— begin Dataset entries —

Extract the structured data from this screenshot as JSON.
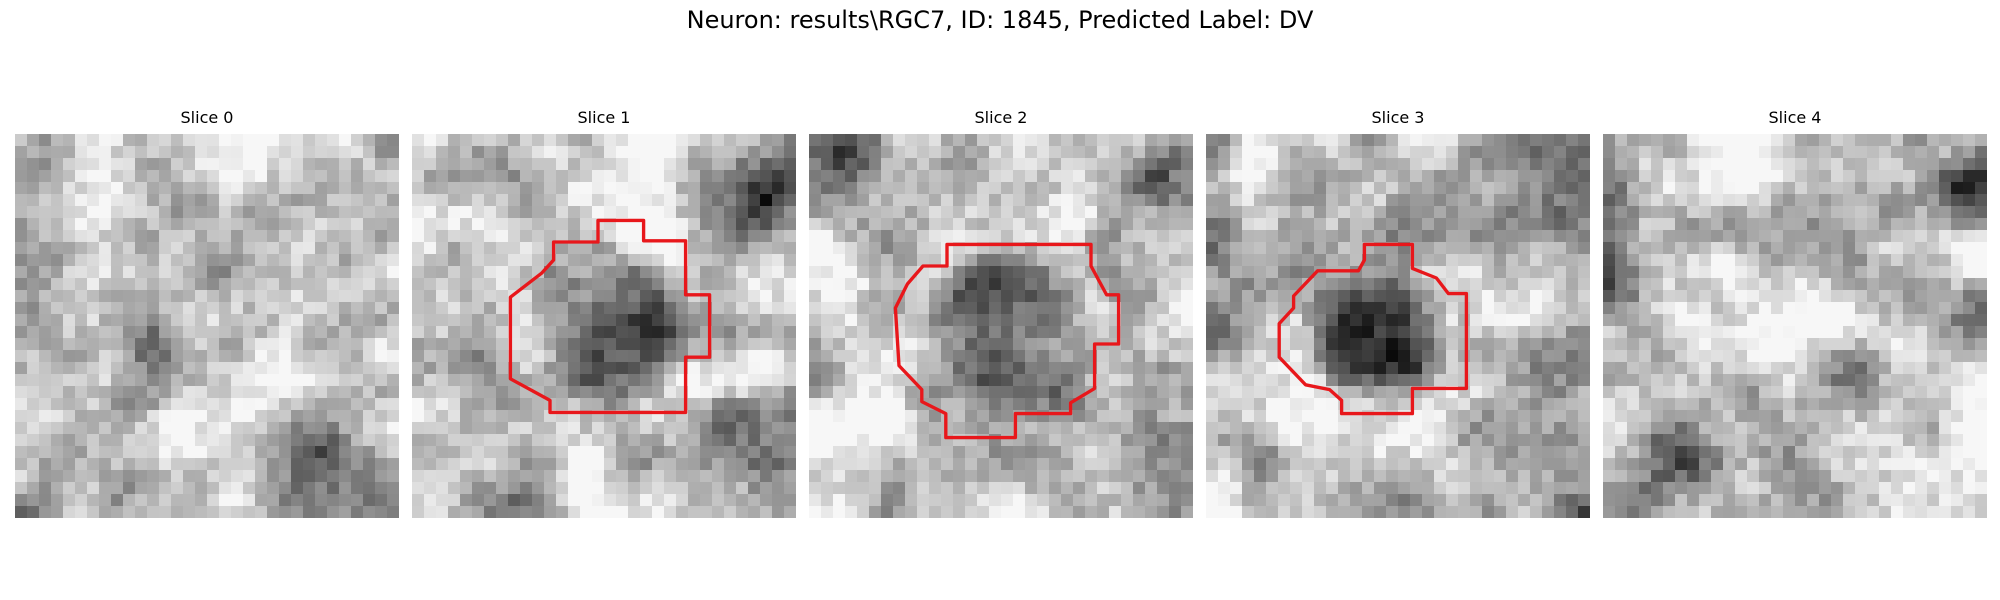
{
  "figure": {
    "title": "Neuron: results\\RGC7, ID: 1845, Predicted Label: DV"
  },
  "colors": {
    "contour": "#e8171b",
    "background": "#ffffff"
  },
  "panels": [
    {
      "title": "Slice 0",
      "has_roi": false
    },
    {
      "title": "Slice 1",
      "has_roi": true
    },
    {
      "title": "Slice 2",
      "has_roi": true
    },
    {
      "title": "Slice 3",
      "has_roi": true
    },
    {
      "title": "Slice 4",
      "has_roi": false
    }
  ]
}
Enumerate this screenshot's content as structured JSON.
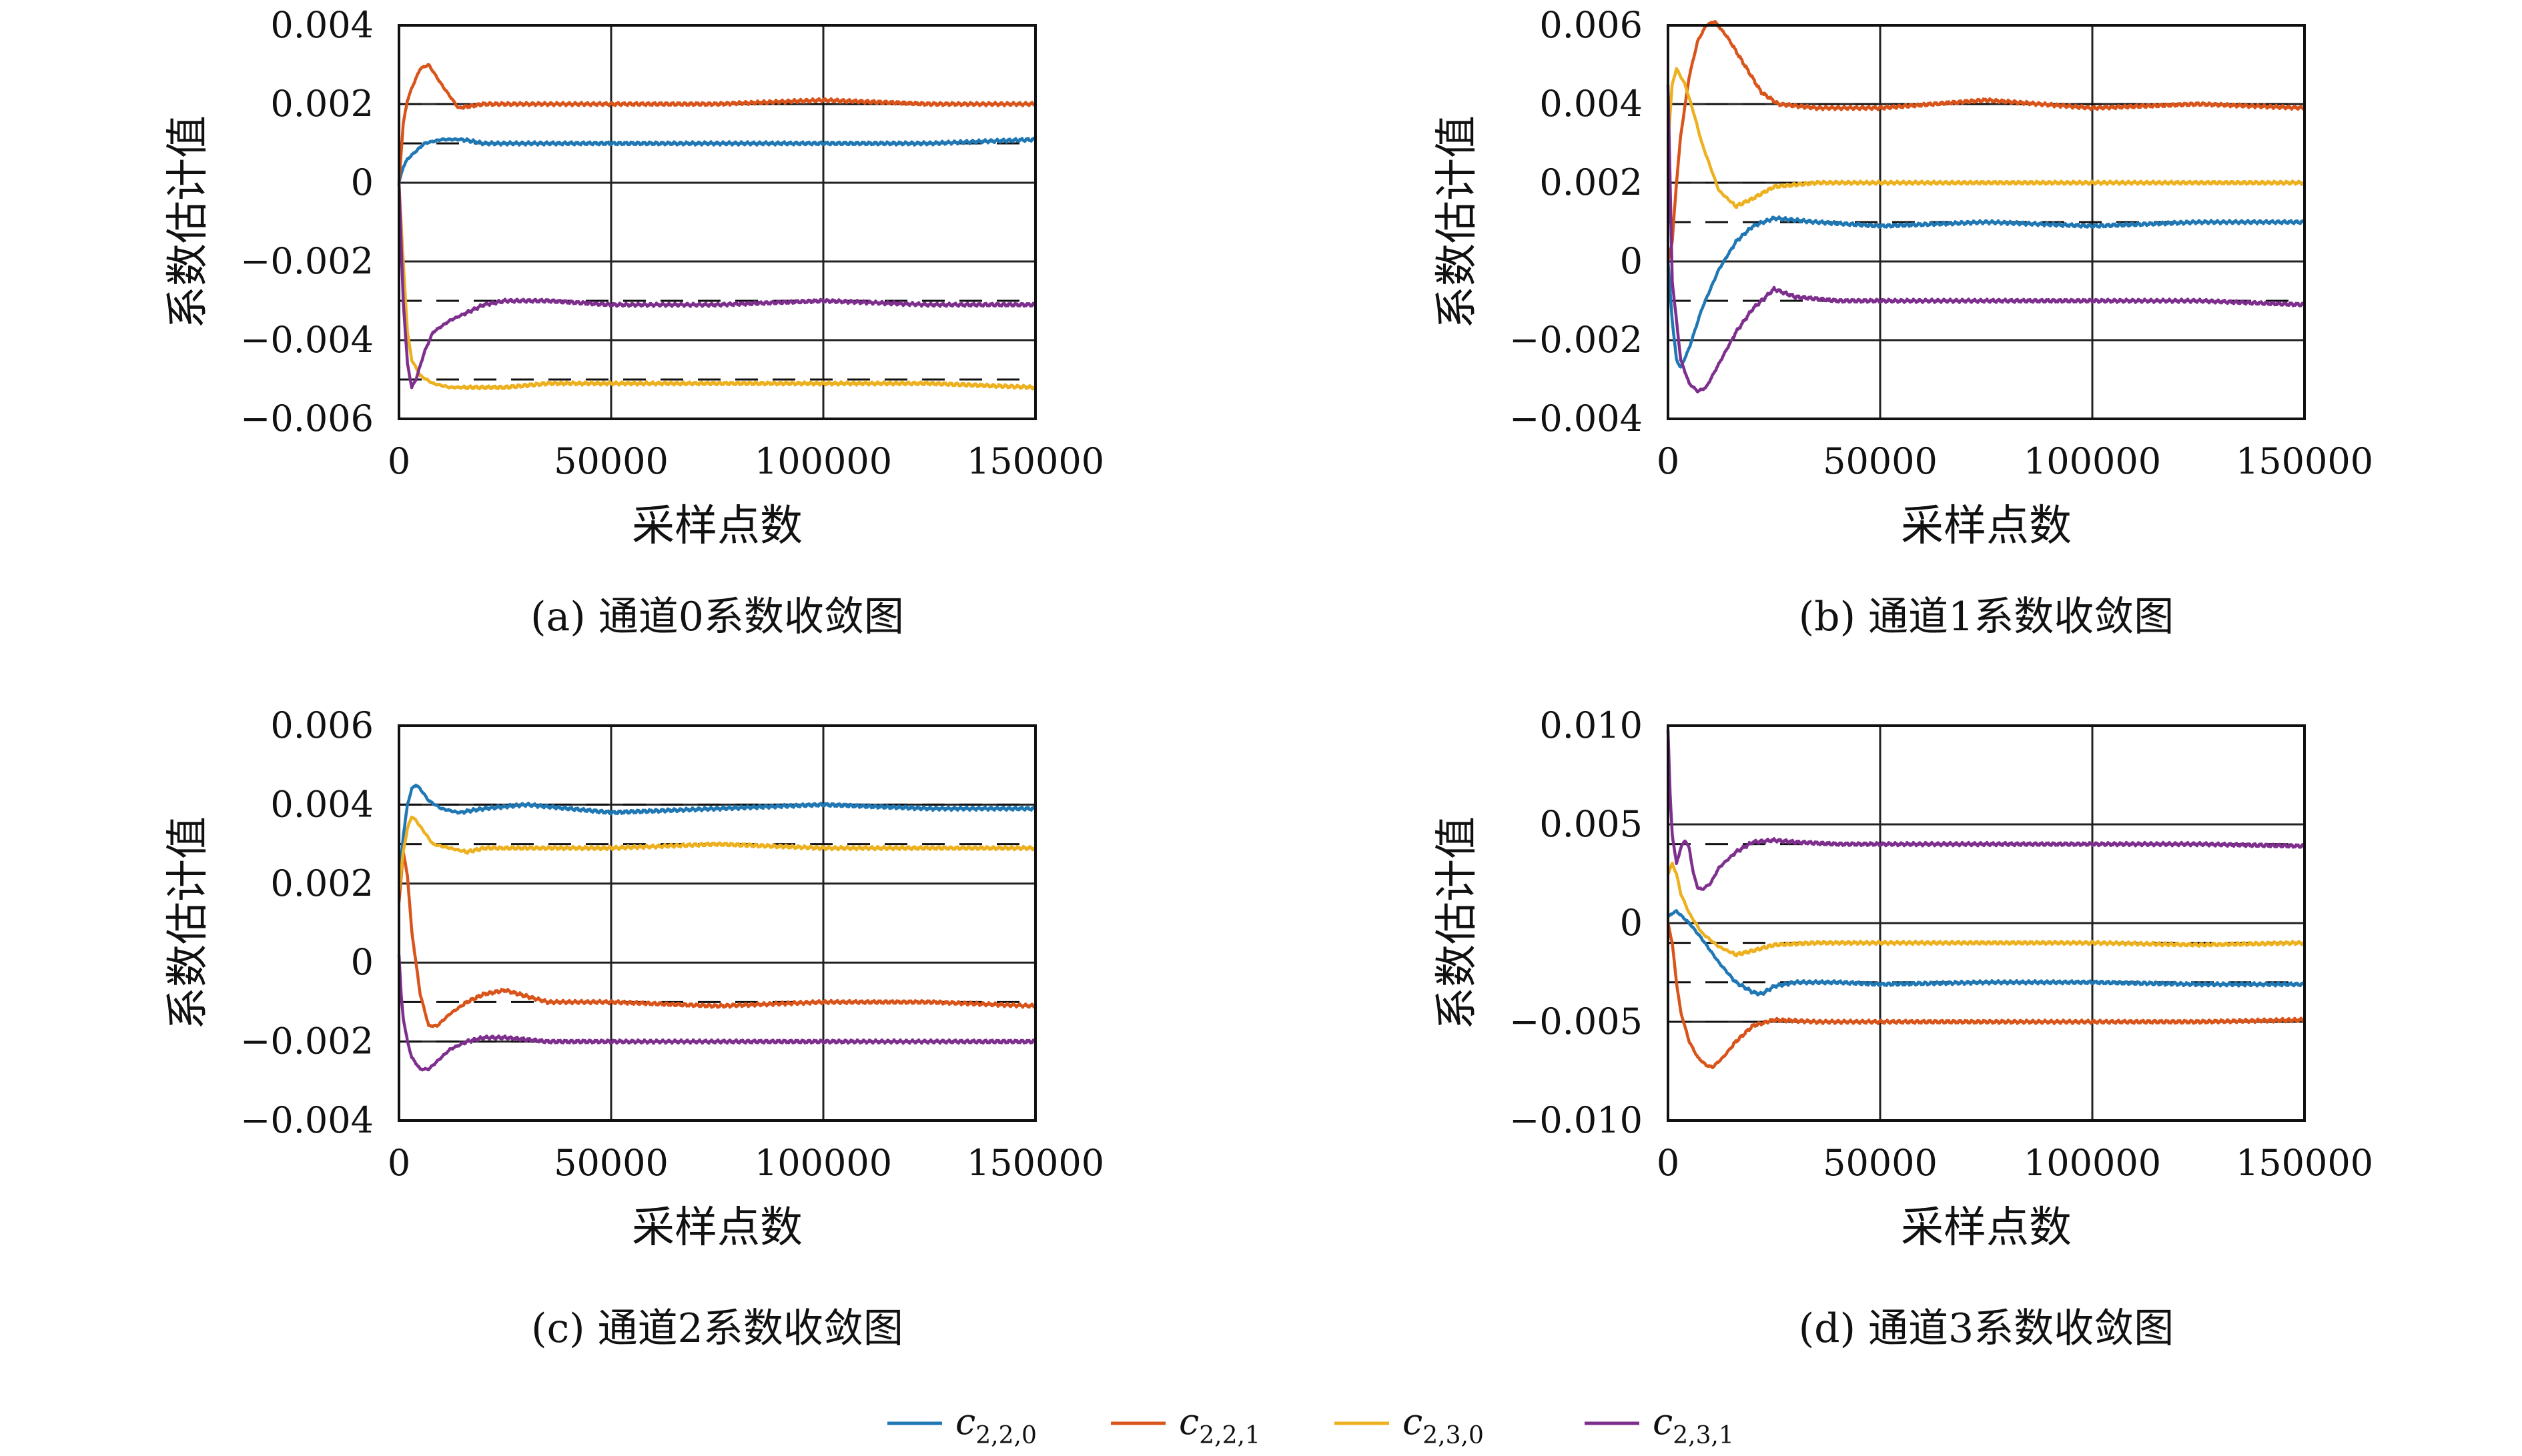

— end Dataset entries —

* [Task directions] Leave out the pictures, and give all the records again exactly.

* [Exercise answer]
Extract the structured data from this screenshot as JSON.
{
  "figure": {
    "title": "Neuron: results\\RGC7, ID: 1845, Predicted Label: DV"
  },
  "colors": {
    "contour": "#e8171b",
    "background": "#ffffff"
  },
  "panels": [
    {
      "title": "Slice 0",
      "has_roi": false
    },
    {
      "title": "Slice 1",
      "has_roi": true
    },
    {
      "title": "Slice 2",
      "has_roi": true
    },
    {
      "title": "Slice 3",
      "has_roi": true
    },
    {
      "title": "Slice 4",
      "has_roi": false
    }
  ]
}
Enumerate this screenshot's content as structured JSON.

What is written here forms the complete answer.